[Start Extracted entries]

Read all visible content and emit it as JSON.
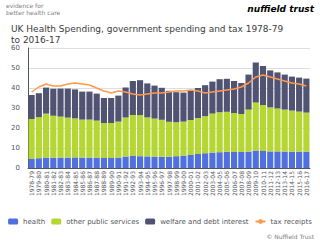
{
  "chart_data": {
    "type": "bar",
    "title": "UK Health Spending, government spending and tax 1978-79\nto 2016-17",
    "annotations": [
      "nuffield trust",
      "evidence for\nbetter health care",
      "© Nuffield Trust"
    ],
    "categories": [
      "1978-79",
      "1979-80",
      "1980-81",
      "1981-82",
      "1982-83",
      "1983-84",
      "1984-85",
      "1985-86",
      "1986-87",
      "1987-88",
      "1988-89",
      "1989-90",
      "1990-91",
      "1991-92",
      "1992-93",
      "1993-94",
      "1994-95",
      "1995-96",
      "1996-97",
      "1997-98",
      "1998-99",
      "1999-00",
      "2000-01",
      "2001-02",
      "2002-03",
      "2003-04",
      "2004-05",
      "2005-06",
      "2006-07",
      "2007-08",
      "2008-09",
      "2009-10",
      "2010-11",
      "2011-12",
      "2012-13",
      "2013-14",
      "2014-15",
      "2015-16",
      "2016-17"
    ],
    "stacked": true,
    "series": [
      {
        "name": "health",
        "type": "bar",
        "values": [
          4.5,
          4.9,
          5.2,
          5.1,
          5.2,
          5.2,
          5.3,
          5.2,
          5.2,
          5.2,
          5.0,
          5.0,
          5.2,
          5.8,
          6.0,
          5.9,
          5.8,
          5.7,
          5.6,
          5.6,
          5.9,
          6.2,
          6.5,
          7.0,
          7.4,
          7.7,
          7.9,
          8.1,
          8.0,
          8.0,
          8.2,
          8.8,
          8.5,
          8.3,
          8.3,
          8.2,
          8.2,
          8.2,
          8.2
        ]
      },
      {
        "name": "other public services",
        "type": "bar",
        "values": [
          20.0,
          20.5,
          22.0,
          21.0,
          20.5,
          20.0,
          19.5,
          19.0,
          19.0,
          18.5,
          17.5,
          17.5,
          18.0,
          19.5,
          20.5,
          20.5,
          19.5,
          19.0,
          18.5,
          17.5,
          17.0,
          17.0,
          17.5,
          18.0,
          18.5,
          19.5,
          20.0,
          20.0,
          19.5,
          19.0,
          21.0,
          24.0,
          23.0,
          22.0,
          21.5,
          21.0,
          20.5,
          20.0,
          19.5
        ]
      },
      {
        "name": "welfare and debt interest",
        "type": "bar",
        "values": [
          12.0,
          12.0,
          13.0,
          13.5,
          14.0,
          14.5,
          14.5,
          14.0,
          14.0,
          13.5,
          12.5,
          12.5,
          13.0,
          15.0,
          17.0,
          17.5,
          17.0,
          16.5,
          16.0,
          15.5,
          15.0,
          14.5,
          14.5,
          15.0,
          15.5,
          16.0,
          16.5,
          16.5,
          16.0,
          15.5,
          17.5,
          20.0,
          19.5,
          18.5,
          18.0,
          17.5,
          17.0,
          17.0,
          17.0
        ]
      },
      {
        "name": "tax receipts",
        "type": "line",
        "values": [
          38.0,
          40.5,
          42.0,
          41.0,
          41.0,
          42.0,
          42.5,
          42.0,
          41.5,
          40.0,
          38.5,
          37.5,
          38.5,
          38.0,
          37.0,
          36.5,
          37.0,
          37.5,
          37.5,
          38.0,
          38.5,
          38.5,
          39.0,
          38.5,
          37.5,
          38.0,
          38.5,
          39.0,
          39.5,
          40.5,
          42.5,
          45.5,
          46.5,
          45.5,
          44.5,
          43.5,
          42.5,
          42.0,
          41.0
        ]
      }
    ],
    "ylim": [
      0,
      60
    ],
    "yticks": [
      0,
      10,
      20,
      30,
      40,
      50,
      60
    ],
    "grid": true
  }
}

[End Extracted entries]

Aim »
Reproduce the whole listing word for word, setting aside any pictures.

Complete answer »
Read all visible content and emit it as JSON.
{
  "chart_data": {
    "type": "bar",
    "title": "UK Health Spending, government spending and tax 1978-79\nto 2016-17",
    "annotations": [
      "nuffield trust",
      "evidence for\nbetter health care",
      "© Nuffield Trust"
    ],
    "categories": [
      "1978-79",
      "1979-80",
      "1980-81",
      "1981-82",
      "1982-83",
      "1983-84",
      "1984-85",
      "1985-86",
      "1986-87",
      "1987-88",
      "1988-89",
      "1989-90",
      "1990-91",
      "1991-92",
      "1992-93",
      "1993-94",
      "1994-95",
      "1995-96",
      "1996-97",
      "1997-98",
      "1998-99",
      "1999-00",
      "2000-01",
      "2001-02",
      "2002-03",
      "2003-04",
      "2004-05",
      "2005-06",
      "2006-07",
      "2007-08",
      "2008-09",
      "2009-10",
      "2010-11",
      "2011-12",
      "2012-13",
      "2013-14",
      "2014-15",
      "2015-16",
      "2016-17"
    ],
    "stacked": true,
    "series": [
      {
        "name": "health",
        "type": "bar",
        "values": [
          4.5,
          4.9,
          5.2,
          5.1,
          5.2,
          5.2,
          5.3,
          5.2,
          5.2,
          5.2,
          5.0,
          5.0,
          5.2,
          5.8,
          6.0,
          5.9,
          5.8,
          5.7,
          5.6,
          5.6,
          5.9,
          6.2,
          6.5,
          7.0,
          7.4,
          7.7,
          7.9,
          8.1,
          8.0,
          8.0,
          8.2,
          8.8,
          8.5,
          8.3,
          8.3,
          8.2,
          8.2,
          8.2,
          8.2
        ]
      },
      {
        "name": "other public services",
        "type": "bar",
        "values": [
          20.0,
          20.5,
          22.0,
          21.0,
          20.5,
          20.0,
          19.5,
          19.0,
          19.0,
          18.5,
          17.5,
          17.5,
          18.0,
          19.5,
          20.5,
          20.5,
          19.5,
          19.0,
          18.5,
          17.5,
          17.0,
          17.0,
          17.5,
          18.0,
          18.5,
          19.5,
          20.0,
          20.0,
          19.5,
          19.0,
          21.0,
          24.0,
          23.0,
          22.0,
          21.5,
          21.0,
          20.5,
          20.0,
          19.5
        ]
      },
      {
        "name": "welfare and debt interest",
        "type": "bar",
        "values": [
          12.0,
          12.0,
          13.0,
          13.5,
          14.0,
          14.5,
          14.5,
          14.0,
          14.0,
          13.5,
          12.5,
          12.5,
          13.0,
          15.0,
          17.0,
          17.5,
          17.0,
          16.5,
          16.0,
          15.5,
          15.0,
          14.5,
          14.5,
          15.0,
          15.5,
          16.0,
          16.5,
          16.5,
          16.0,
          15.5,
          17.5,
          20.0,
          19.5,
          18.5,
          18.0,
          17.5,
          17.0,
          17.0,
          17.0
        ]
      },
      {
        "name": "tax receipts",
        "type": "line",
        "values": [
          38.0,
          40.5,
          42.0,
          41.0,
          41.0,
          42.0,
          42.5,
          42.0,
          41.5,
          40.0,
          38.5,
          37.5,
          38.5,
          38.0,
          37.0,
          36.5,
          37.0,
          37.5,
          37.5,
          38.0,
          38.5,
          38.5,
          39.0,
          38.5,
          37.5,
          38.0,
          38.5,
          39.0,
          39.5,
          40.5,
          42.5,
          45.5,
          46.5,
          45.5,
          44.5,
          43.5,
          42.5,
          42.0,
          41.0
        ]
      }
    ],
    "ylim": [
      0,
      60
    ],
    "yticks": [
      0,
      10,
      20,
      30,
      40,
      50,
      60
    ],
    "grid": true
  }
}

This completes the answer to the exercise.